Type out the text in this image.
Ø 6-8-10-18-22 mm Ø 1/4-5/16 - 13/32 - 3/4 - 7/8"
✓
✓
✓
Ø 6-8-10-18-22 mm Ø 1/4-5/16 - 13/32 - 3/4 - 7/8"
____________
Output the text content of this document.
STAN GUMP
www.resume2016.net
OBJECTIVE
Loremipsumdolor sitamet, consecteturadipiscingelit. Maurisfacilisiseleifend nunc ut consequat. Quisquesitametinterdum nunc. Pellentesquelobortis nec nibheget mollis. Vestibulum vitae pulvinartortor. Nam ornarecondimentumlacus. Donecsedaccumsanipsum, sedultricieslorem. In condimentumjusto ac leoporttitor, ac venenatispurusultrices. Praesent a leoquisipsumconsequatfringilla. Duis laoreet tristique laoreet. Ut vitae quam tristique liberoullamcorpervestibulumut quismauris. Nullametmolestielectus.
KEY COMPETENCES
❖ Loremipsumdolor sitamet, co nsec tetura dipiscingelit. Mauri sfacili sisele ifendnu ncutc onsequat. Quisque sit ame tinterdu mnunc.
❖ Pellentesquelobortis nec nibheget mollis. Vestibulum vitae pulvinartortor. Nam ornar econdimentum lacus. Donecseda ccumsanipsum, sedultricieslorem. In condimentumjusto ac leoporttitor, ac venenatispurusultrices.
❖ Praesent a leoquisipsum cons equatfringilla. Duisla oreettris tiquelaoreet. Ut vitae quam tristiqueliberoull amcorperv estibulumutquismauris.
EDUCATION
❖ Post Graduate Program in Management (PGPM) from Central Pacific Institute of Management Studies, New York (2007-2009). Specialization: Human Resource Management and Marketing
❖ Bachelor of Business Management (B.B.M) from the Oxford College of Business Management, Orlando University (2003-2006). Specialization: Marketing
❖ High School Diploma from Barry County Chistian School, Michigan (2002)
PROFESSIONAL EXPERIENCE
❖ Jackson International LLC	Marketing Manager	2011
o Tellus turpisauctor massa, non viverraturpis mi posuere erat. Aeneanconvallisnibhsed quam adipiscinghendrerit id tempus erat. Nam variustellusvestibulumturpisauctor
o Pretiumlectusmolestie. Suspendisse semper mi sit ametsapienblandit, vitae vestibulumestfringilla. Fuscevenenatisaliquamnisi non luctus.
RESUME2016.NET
____________
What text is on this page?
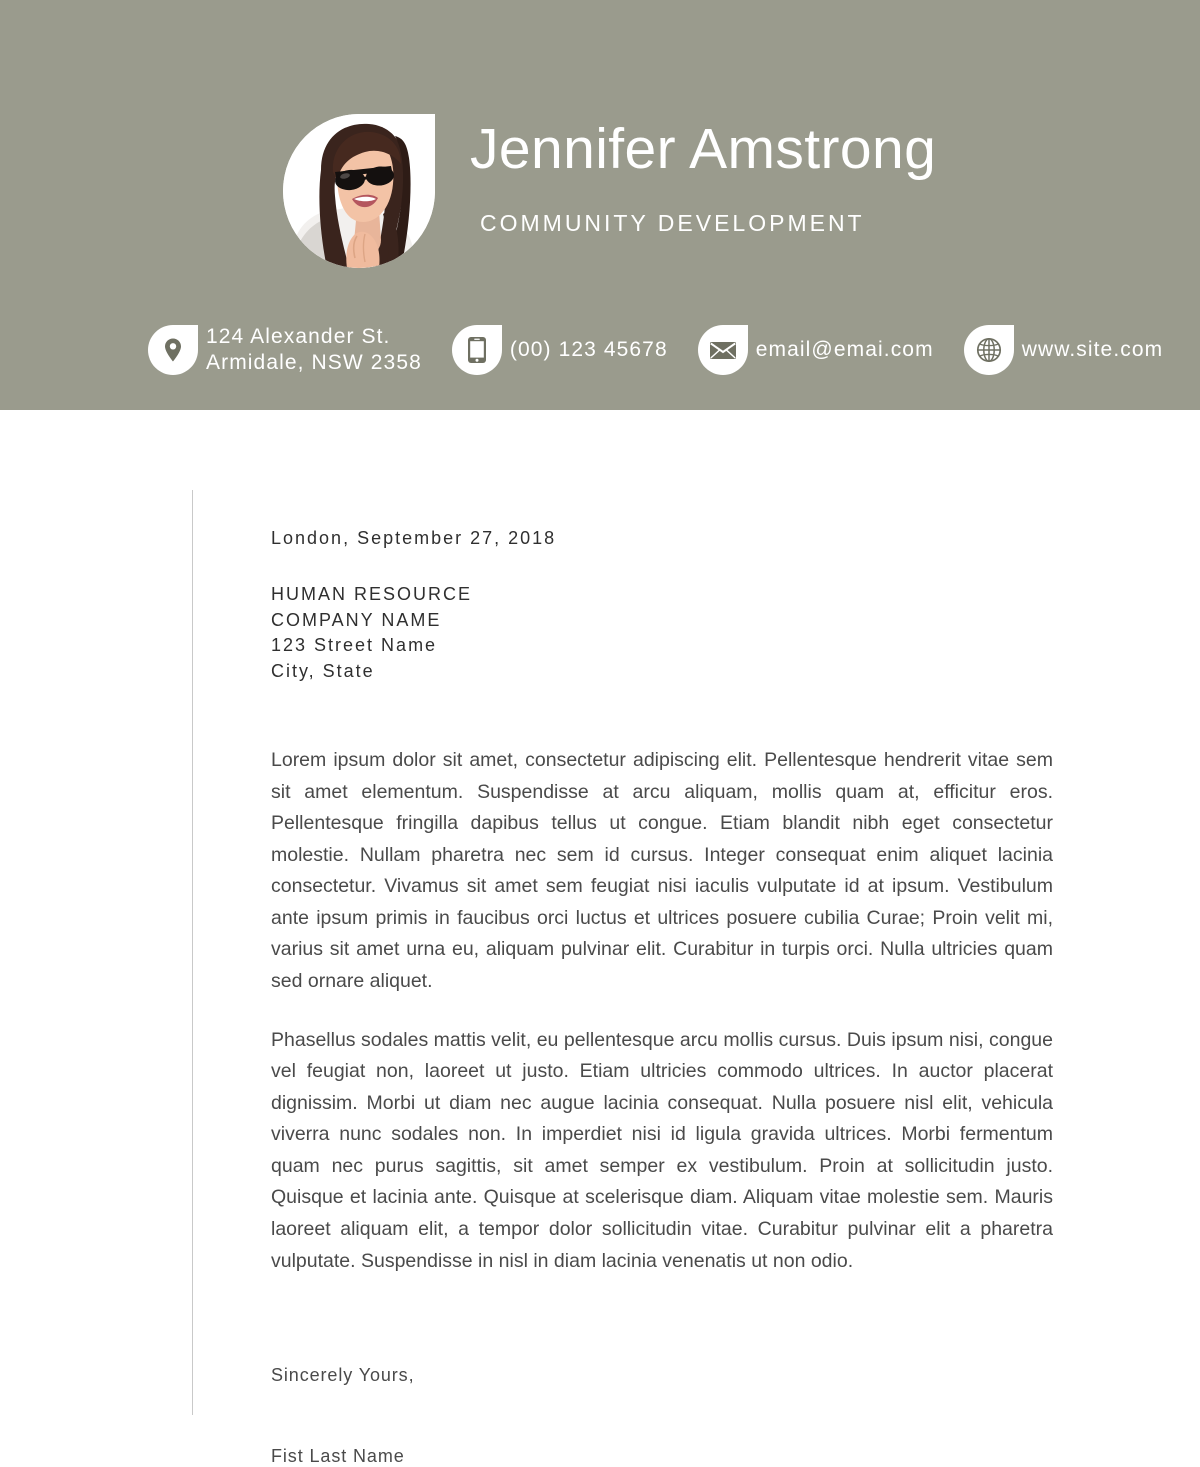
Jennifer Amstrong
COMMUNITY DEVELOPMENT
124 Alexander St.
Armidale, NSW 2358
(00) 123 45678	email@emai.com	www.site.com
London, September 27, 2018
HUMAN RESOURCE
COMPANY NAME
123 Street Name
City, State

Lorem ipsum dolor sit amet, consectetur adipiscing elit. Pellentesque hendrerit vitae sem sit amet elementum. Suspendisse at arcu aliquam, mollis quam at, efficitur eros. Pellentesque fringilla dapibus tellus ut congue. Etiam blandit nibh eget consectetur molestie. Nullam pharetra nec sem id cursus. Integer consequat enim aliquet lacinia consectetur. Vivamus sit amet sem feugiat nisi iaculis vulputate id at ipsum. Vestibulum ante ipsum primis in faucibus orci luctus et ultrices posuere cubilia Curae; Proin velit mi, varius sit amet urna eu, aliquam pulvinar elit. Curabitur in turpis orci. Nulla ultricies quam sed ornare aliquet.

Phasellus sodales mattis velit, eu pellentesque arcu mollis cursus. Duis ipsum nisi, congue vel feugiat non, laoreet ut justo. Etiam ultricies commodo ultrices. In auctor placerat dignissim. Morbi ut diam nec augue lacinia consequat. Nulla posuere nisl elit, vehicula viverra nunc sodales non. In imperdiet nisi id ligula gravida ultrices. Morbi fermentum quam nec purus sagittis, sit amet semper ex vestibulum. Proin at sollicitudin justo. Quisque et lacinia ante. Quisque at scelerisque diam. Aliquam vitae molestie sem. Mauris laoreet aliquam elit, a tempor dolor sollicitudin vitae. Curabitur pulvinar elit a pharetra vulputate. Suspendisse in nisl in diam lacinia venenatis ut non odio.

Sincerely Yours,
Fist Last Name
____________
▶ **THE PROBLEM**: In the material above, find each line that contains the word "Management", and select it.

▶ **THE ANSWER**:
❖ Post Graduate Program in Management (PGPM) from Central Pacific Institute of Management Studies, New York (2007-2009). Specialization: Human Resource Management and Marketing
❖ Bachelor of Business Management (B.B.M) from the Oxford College of Business Management, Orlando University (2003-2006). Specialization: Marketing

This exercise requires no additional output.